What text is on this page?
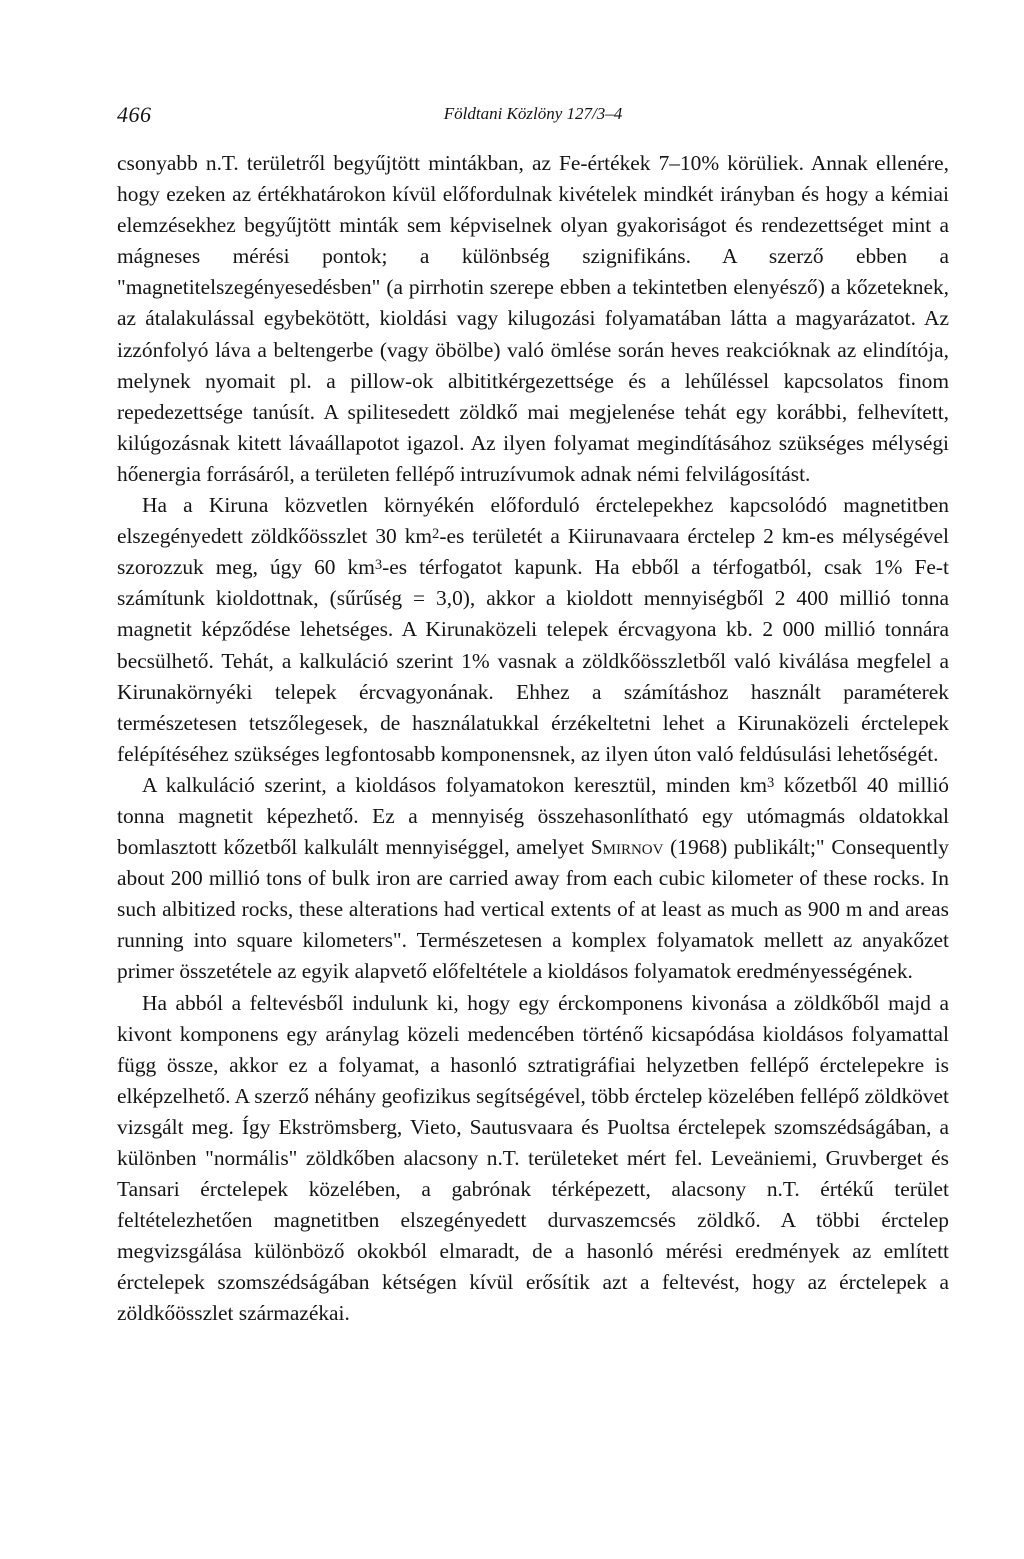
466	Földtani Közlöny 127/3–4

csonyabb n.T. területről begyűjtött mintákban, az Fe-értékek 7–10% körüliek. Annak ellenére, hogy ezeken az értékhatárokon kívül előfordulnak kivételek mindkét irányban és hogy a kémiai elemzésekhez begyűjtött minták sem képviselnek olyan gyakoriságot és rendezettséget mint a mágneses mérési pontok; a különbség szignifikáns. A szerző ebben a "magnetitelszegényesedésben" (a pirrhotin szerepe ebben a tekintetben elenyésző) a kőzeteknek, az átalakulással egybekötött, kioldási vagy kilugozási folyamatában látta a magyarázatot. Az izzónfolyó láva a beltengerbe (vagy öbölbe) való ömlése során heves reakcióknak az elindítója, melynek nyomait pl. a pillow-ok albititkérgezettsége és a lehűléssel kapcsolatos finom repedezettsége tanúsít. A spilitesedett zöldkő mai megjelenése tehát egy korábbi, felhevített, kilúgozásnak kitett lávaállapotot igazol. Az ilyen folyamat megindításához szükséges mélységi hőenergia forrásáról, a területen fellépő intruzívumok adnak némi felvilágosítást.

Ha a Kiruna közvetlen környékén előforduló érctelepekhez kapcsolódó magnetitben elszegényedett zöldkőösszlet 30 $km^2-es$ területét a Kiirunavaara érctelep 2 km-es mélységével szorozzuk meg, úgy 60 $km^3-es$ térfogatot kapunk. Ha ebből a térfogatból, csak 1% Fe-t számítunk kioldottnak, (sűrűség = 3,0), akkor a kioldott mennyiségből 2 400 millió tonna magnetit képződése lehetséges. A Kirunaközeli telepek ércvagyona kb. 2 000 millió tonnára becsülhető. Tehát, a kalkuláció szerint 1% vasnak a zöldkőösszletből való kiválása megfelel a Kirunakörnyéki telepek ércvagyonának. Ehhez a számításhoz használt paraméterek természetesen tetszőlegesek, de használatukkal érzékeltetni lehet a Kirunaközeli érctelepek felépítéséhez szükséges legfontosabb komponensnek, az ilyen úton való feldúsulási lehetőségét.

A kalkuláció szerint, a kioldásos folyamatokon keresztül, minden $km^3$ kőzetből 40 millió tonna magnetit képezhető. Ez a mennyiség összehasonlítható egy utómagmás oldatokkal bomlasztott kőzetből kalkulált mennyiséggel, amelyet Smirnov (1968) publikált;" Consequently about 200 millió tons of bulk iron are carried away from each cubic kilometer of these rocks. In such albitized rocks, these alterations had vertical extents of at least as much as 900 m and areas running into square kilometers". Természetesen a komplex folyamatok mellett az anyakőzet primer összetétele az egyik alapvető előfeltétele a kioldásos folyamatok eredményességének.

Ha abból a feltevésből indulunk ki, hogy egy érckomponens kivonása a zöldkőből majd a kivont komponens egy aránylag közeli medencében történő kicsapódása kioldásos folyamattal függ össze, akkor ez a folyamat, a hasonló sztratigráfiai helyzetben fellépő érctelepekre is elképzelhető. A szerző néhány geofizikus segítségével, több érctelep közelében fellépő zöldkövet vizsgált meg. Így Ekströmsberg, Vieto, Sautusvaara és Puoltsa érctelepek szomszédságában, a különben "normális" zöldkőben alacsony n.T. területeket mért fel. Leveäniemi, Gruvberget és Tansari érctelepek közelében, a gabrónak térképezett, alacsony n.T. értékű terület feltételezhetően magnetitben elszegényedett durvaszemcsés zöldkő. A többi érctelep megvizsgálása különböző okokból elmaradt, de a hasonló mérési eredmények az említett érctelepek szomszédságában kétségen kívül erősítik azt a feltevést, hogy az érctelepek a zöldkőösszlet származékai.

• WORK TO DO
Leaving all pictures aside, quote each record exactly.

• THE RESULT
What text is on this page?
466	Földtani Közlöny 127/3–4

csonyabb n.T. területről begyűjtött mintákban, az Fe-értékek 7–10% körüliek. Annak ellenére, hogy ezeken az értékhatárokon kívül előfordulnak kivételek mindkét irányban és hogy a kémiai elemzésekhez begyűjtött minták sem képviselnek olyan gyakoriságot és rendezettséget mint a mágneses mérési pontok; a különbség szignifikáns. A szerző ebben a "magnetitelszegényesedésben" (a pirrhotin szerepe ebben a tekintetben elenyésző) a kőzeteknek, az átalakulással egybekötött, kioldási vagy kilugozási folyamatában látta a magyarázatot. Az izzónfolyó láva a beltengerbe (vagy öbölbe) való ömlése során heves reakcióknak az elindítója, melynek nyomait pl. a pillow-ok albititkérgezettsége és a lehűléssel kapcsolatos finom repedezettsége tanúsít. A spilitesedett zöldkő mai megjelenése tehát egy korábbi, felhevített, kilúgozásnak kitett lávaállapotot igazol. Az ilyen folyamat megindításához szükséges mélységi hőenergia forrásáról, a területen fellépő intruzívumok adnak némi felvilágosítást.

Ha a Kiruna közvetlen környékén előforduló érctelepekhez kapcsolódó magnetitben elszegényedett zöldkőösszlet 30 $km^2-es$ területét a Kiirunavaara érctelep 2 km-es mélységével szorozzuk meg, úgy 60 $km^3-es$ térfogatot kapunk. Ha ebből a térfogatból, csak 1% Fe-t számítunk kioldottnak, (sűrűség = 3,0), akkor a kioldott mennyiségből 2 400 millió tonna magnetit képződése lehetséges. A Kirunaközeli telepek ércvagyona kb. 2 000 millió tonnára becsülhető. Tehát, a kalkuláció szerint 1% vasnak a zöldkőösszletből való kiválása megfelel a Kirunakörnyéki telepek ércvagyonának. Ehhez a számításhoz használt paraméterek természetesen tetszőlegesek, de használatukkal érzékeltetni lehet a Kirunaközeli érctelepek felépítéséhez szükséges legfontosabb komponensnek, az ilyen úton való feldúsulási lehetőségét.

A kalkuláció szerint, a kioldásos folyamatokon keresztül, minden $km^3$ kőzetből 40 millió tonna magnetit képezhető. Ez a mennyiség összehasonlítható egy utómagmás oldatokkal bomlasztott kőzetből kalkulált mennyiséggel, amelyet Smirnov (1968) publikált;" Consequently about 200 millió tons of bulk iron are carried away from each cubic kilometer of these rocks. In such albitized rocks, these alterations had vertical extents of at least as much as 900 m and areas running into square kilometers". Természetesen a komplex folyamatok mellett az anyakőzet primer összetétele az egyik alapvető előfeltétele a kioldásos folyamatok eredményességének.

Ha abból a feltevésből indulunk ki, hogy egy érckomponens kivonása a zöldkőből majd a kivont komponens egy aránylag közeli medencében történő kicsapódása kioldásos folyamattal függ össze, akkor ez a folyamat, a hasonló sztratigráfiai helyzetben fellépő érctelepekre is elképzelhető. A szerző néhány geofizikus segítségével, több érctelep közelében fellépő zöldkövet vizsgált meg. Így Ekströmsberg, Vieto, Sautusvaara és Puoltsa érctelepek szomszédságában, a különben "normális" zöldkőben alacsony n.T. területeket mért fel. Leveäniemi, Gruvberget és Tansari érctelepek közelében, a gabrónak térképezett, alacsony n.T. értékű terület feltételezhetően magnetitben elszegényedett durvaszemcsés zöldkő. A többi érctelep megvizsgálása különböző okokból elmaradt, de a hasonló mérési eredmények az említett érctelepek szomszédságában kétségen kívül erősítik azt a feltevést, hogy az érctelepek a zöldkőösszlet származékai.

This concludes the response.